__Data for this task__:
BEGIN
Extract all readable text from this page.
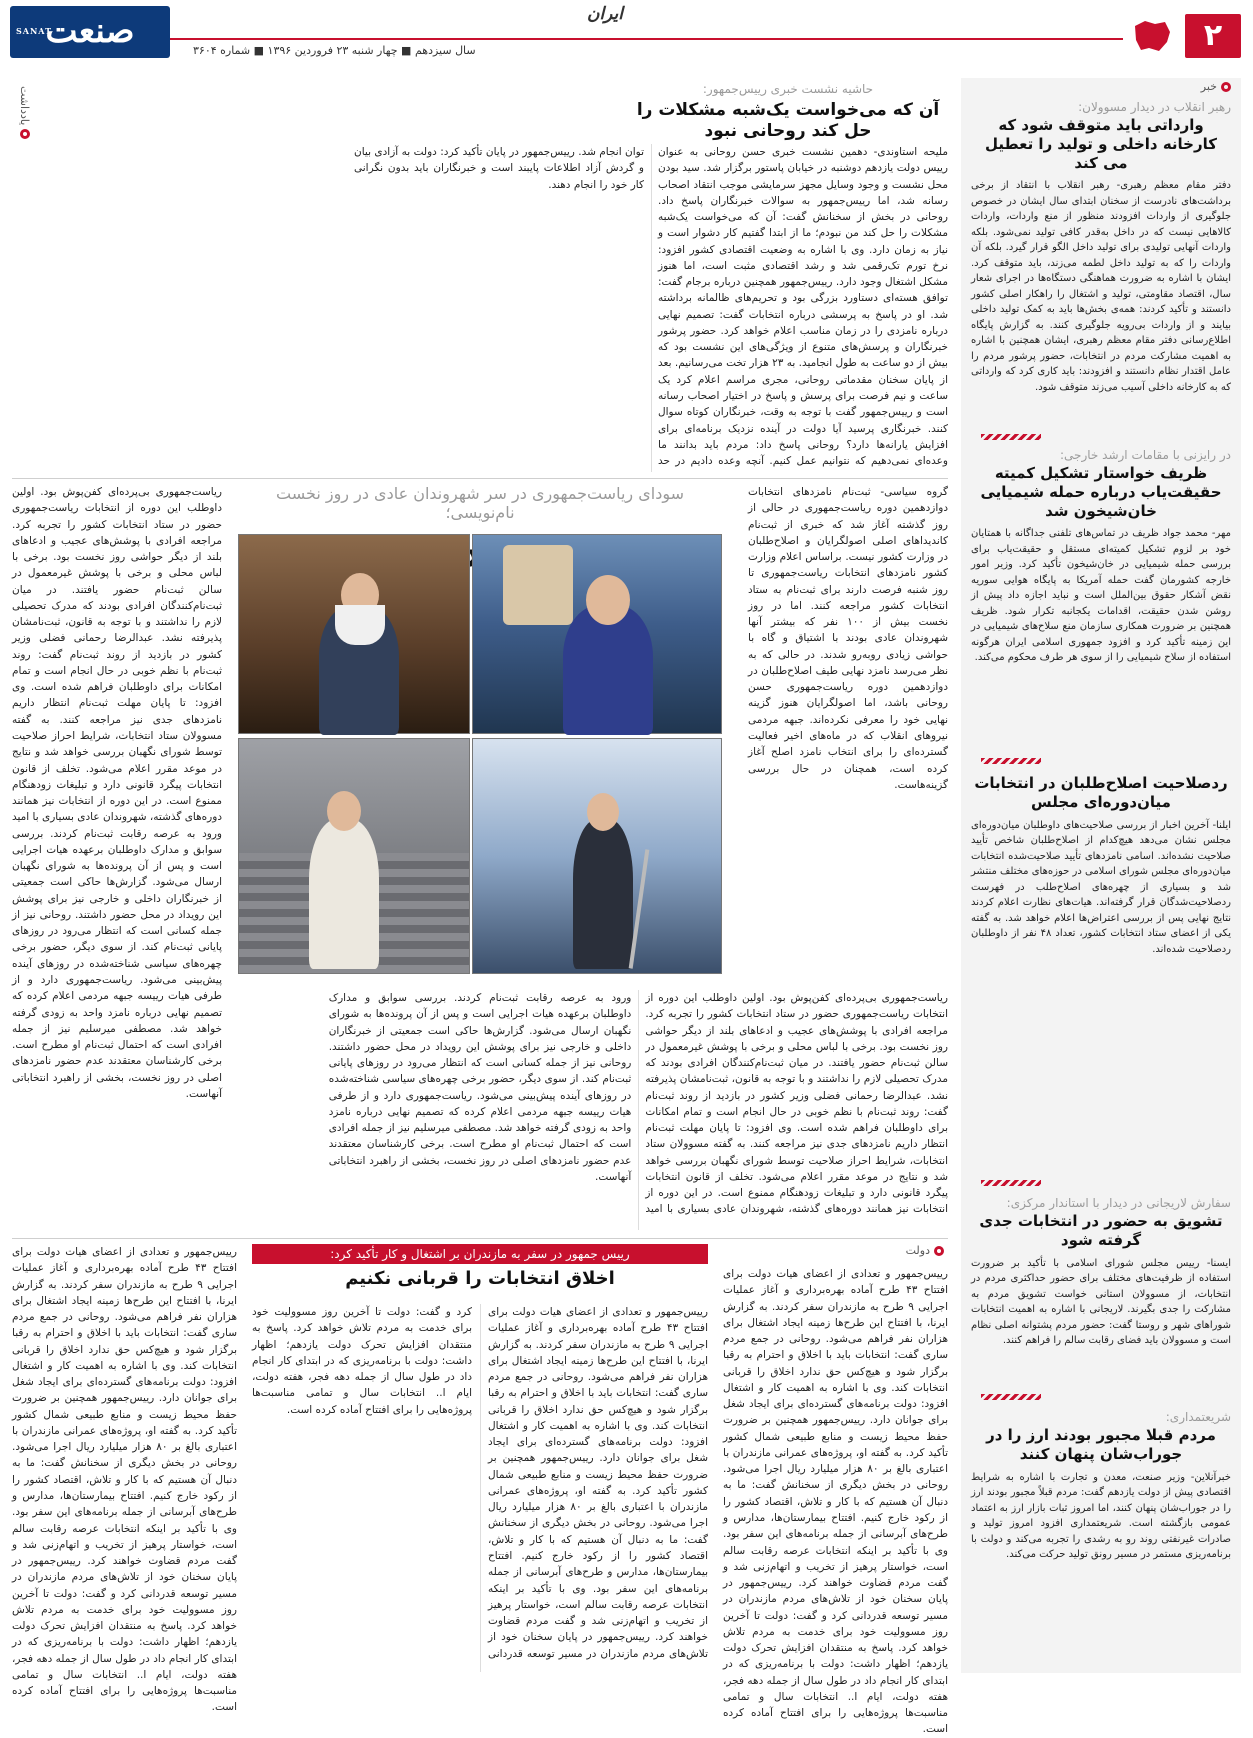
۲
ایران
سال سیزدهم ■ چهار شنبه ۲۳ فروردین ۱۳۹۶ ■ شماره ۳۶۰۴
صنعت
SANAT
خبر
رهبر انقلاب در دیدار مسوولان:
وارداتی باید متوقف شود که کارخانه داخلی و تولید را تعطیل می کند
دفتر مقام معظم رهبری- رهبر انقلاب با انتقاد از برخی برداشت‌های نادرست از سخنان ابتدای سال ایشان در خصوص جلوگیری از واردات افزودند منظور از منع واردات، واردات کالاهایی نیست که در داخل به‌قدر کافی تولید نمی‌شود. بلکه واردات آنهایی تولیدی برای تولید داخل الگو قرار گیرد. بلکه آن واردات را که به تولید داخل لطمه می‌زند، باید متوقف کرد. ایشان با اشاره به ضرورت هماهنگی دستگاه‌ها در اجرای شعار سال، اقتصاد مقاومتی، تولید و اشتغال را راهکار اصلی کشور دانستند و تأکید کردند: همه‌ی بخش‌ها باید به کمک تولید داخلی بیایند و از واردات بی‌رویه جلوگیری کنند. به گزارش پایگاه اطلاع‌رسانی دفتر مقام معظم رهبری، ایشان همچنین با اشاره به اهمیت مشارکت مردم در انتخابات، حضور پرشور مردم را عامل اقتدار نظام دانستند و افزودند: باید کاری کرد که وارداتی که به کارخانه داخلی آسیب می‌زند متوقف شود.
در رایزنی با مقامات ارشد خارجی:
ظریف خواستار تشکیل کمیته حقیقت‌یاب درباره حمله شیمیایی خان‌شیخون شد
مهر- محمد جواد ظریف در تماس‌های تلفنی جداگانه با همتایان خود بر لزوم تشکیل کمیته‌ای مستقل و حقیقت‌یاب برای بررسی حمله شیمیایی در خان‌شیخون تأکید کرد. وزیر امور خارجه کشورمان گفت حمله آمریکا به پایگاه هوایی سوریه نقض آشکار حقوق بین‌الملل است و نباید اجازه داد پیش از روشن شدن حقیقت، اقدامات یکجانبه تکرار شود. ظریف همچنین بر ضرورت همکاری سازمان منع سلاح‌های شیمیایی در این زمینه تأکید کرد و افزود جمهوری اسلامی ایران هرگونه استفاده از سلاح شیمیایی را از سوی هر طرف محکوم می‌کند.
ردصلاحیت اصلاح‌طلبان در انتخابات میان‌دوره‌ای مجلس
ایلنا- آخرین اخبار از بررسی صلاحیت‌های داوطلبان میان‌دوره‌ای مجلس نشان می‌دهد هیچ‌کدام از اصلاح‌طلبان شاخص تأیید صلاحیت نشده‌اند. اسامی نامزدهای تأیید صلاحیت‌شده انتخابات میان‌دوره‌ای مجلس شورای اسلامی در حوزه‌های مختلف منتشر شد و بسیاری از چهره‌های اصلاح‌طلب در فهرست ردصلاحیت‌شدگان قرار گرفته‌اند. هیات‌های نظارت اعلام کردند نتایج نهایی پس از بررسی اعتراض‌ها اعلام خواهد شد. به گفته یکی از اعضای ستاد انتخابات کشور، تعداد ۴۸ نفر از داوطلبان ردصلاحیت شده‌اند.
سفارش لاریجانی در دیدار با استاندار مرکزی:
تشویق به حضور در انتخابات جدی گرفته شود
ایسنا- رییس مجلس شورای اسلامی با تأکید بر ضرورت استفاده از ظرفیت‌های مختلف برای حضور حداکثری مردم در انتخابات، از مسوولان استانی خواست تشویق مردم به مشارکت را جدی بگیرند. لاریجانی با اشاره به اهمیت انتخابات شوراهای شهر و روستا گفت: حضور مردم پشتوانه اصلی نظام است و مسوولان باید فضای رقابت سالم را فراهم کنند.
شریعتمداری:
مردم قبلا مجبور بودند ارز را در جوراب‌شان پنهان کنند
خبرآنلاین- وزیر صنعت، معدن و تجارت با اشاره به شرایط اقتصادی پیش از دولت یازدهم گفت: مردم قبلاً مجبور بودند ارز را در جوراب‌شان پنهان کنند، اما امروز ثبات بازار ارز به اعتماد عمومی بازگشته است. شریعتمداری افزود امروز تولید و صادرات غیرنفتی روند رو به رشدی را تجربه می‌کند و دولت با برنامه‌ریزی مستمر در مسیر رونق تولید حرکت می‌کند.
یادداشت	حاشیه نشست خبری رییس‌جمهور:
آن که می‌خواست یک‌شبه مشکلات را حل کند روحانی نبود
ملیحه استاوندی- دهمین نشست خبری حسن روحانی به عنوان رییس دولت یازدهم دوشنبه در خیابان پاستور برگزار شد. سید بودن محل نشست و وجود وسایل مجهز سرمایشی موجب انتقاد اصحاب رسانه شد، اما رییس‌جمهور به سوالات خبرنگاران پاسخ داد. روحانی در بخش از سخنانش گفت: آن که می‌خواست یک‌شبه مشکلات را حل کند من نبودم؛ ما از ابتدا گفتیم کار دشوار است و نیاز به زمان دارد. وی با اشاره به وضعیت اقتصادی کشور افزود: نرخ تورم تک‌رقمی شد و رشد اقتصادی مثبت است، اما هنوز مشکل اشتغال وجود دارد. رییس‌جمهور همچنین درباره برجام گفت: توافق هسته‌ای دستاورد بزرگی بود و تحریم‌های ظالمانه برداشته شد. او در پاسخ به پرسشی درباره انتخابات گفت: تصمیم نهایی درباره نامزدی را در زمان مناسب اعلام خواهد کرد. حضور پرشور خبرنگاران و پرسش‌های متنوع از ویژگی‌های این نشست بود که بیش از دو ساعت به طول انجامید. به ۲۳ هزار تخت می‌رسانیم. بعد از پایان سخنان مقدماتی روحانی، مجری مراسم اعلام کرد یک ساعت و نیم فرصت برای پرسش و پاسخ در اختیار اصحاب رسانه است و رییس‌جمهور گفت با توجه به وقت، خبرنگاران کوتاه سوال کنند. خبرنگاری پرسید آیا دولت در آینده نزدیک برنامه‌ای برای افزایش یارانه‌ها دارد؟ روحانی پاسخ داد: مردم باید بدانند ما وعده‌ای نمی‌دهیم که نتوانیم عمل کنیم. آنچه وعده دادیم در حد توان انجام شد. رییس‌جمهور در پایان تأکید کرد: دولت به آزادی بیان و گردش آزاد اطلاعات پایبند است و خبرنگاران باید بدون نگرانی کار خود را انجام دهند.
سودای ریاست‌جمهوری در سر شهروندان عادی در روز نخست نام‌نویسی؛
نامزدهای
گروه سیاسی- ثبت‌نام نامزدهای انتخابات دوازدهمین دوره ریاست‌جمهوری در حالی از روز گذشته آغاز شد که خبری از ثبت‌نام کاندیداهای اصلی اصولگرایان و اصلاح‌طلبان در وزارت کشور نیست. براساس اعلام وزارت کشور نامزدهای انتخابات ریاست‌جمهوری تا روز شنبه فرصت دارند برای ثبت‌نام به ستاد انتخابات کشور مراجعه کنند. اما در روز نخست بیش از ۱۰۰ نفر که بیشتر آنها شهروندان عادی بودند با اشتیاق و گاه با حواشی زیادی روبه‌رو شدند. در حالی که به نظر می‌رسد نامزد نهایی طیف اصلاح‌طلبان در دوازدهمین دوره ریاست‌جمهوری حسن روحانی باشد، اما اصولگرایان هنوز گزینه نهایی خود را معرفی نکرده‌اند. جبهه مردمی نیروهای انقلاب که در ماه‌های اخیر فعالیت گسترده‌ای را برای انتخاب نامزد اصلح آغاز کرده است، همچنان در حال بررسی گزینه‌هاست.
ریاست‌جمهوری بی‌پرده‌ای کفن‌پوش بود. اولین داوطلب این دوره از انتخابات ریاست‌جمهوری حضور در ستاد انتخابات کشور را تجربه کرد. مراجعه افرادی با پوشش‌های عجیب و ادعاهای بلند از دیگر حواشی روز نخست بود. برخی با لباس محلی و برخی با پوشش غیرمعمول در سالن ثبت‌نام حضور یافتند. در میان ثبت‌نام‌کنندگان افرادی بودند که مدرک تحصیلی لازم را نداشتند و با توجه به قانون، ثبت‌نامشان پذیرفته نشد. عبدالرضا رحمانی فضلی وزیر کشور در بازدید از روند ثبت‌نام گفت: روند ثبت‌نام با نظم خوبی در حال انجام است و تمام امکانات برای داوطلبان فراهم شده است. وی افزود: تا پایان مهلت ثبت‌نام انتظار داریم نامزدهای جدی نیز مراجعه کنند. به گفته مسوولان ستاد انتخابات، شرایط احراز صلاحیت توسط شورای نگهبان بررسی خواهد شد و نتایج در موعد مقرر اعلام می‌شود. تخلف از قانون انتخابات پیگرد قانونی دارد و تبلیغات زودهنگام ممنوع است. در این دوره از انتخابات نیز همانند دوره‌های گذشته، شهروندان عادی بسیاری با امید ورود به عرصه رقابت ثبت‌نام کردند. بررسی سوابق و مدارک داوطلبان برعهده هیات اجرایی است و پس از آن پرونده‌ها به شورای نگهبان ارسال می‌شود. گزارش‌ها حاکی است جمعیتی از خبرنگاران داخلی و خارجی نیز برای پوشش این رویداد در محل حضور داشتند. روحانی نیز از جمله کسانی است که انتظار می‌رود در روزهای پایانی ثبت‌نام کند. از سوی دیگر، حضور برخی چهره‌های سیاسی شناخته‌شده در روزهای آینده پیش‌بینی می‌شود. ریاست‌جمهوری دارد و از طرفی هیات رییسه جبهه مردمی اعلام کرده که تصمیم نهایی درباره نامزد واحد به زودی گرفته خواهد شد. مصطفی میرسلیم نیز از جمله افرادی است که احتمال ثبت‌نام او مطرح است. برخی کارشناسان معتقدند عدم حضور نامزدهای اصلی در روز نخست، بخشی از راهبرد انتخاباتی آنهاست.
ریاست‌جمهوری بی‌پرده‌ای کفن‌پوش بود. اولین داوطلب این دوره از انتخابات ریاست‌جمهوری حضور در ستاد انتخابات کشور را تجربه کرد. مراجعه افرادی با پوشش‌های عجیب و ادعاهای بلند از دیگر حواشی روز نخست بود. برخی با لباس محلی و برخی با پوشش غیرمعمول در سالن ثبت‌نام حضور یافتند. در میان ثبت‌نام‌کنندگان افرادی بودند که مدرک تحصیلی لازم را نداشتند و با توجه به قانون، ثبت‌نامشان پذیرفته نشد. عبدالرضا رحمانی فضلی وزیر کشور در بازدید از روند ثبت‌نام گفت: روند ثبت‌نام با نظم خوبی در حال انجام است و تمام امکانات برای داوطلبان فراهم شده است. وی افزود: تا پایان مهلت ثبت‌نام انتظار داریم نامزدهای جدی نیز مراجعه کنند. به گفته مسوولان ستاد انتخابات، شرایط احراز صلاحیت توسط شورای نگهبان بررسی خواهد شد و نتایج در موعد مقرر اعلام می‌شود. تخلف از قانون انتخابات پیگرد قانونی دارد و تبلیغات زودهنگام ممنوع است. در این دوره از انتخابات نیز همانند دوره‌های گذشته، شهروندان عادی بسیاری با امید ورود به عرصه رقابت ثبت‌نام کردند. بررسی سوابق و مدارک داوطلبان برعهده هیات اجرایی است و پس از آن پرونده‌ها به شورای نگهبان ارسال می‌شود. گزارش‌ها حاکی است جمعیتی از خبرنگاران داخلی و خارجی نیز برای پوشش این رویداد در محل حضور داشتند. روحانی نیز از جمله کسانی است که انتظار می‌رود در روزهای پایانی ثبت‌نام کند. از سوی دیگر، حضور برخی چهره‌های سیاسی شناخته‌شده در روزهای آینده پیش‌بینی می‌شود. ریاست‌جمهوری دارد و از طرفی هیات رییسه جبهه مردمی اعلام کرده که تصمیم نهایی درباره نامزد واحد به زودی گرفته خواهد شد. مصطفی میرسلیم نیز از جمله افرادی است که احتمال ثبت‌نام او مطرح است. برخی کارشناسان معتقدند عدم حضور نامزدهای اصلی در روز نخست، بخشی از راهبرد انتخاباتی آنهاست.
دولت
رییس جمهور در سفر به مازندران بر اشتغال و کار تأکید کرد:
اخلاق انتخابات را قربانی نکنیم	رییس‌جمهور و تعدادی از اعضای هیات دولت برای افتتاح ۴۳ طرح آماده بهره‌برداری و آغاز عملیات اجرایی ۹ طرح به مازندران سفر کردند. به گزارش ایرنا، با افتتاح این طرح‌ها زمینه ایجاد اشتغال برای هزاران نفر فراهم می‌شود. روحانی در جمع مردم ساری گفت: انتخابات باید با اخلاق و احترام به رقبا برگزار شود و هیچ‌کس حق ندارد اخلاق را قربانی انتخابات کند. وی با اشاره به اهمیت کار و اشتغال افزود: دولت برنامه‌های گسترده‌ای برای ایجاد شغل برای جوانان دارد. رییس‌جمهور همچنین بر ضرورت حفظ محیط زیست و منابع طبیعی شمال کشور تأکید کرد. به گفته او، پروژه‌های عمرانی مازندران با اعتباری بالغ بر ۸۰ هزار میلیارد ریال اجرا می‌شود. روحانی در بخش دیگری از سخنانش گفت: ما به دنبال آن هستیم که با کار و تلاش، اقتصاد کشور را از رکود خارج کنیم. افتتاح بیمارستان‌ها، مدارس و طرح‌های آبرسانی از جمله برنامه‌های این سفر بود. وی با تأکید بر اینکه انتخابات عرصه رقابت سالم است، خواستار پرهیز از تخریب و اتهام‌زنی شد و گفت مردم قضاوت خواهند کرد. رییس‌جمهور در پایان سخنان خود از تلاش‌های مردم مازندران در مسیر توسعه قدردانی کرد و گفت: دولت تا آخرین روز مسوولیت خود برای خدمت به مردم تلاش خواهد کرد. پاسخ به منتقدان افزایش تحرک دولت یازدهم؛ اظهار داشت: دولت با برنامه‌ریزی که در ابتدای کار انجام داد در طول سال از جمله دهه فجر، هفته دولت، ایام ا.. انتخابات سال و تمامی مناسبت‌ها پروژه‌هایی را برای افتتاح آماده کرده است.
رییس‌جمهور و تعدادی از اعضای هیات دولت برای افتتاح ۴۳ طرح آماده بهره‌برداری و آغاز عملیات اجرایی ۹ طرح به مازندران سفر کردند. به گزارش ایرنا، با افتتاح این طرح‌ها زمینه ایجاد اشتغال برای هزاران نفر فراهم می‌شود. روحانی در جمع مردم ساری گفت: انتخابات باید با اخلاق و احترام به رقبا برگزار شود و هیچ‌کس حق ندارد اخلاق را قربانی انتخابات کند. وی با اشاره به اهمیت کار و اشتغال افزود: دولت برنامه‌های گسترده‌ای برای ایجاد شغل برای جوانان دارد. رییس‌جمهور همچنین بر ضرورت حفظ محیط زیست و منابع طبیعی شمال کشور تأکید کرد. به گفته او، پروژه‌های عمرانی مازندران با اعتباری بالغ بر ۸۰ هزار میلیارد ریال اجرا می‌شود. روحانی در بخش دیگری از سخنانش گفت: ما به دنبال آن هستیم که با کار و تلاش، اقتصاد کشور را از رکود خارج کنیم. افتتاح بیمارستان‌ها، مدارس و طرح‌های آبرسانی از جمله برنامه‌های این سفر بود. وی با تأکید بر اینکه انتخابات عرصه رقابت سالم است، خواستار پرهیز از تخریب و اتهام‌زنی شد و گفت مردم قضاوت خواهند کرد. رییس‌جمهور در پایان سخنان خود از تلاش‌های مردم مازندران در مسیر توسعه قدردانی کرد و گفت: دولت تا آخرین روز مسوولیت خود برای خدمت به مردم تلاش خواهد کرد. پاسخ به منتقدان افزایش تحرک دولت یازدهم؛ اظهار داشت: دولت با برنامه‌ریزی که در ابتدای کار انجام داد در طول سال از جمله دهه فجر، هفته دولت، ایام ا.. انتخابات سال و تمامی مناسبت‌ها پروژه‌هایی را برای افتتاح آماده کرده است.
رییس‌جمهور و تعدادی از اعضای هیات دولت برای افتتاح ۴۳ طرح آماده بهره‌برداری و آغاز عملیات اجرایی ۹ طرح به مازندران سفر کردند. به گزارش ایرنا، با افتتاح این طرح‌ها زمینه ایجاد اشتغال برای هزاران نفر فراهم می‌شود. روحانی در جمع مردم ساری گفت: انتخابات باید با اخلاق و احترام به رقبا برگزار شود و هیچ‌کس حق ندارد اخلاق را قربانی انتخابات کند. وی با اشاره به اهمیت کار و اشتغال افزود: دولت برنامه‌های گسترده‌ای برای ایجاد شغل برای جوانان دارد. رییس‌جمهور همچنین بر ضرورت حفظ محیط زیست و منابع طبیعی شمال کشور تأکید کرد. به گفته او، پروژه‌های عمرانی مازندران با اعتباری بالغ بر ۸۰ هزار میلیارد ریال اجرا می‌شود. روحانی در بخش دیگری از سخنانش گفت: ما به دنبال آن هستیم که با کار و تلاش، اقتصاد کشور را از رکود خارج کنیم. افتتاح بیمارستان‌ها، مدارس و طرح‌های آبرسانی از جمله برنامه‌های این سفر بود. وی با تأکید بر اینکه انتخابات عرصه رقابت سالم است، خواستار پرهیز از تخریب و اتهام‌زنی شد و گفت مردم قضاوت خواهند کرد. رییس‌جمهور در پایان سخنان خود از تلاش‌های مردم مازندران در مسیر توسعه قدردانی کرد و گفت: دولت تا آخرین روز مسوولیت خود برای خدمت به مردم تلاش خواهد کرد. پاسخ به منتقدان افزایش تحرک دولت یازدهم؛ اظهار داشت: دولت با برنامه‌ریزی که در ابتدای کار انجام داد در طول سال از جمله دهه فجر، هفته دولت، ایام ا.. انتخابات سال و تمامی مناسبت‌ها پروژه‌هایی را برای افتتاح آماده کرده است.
END
__Exercise description__:
Give a single number: the count of lines above that include the word "متوقف".

__Answer to the task__:
2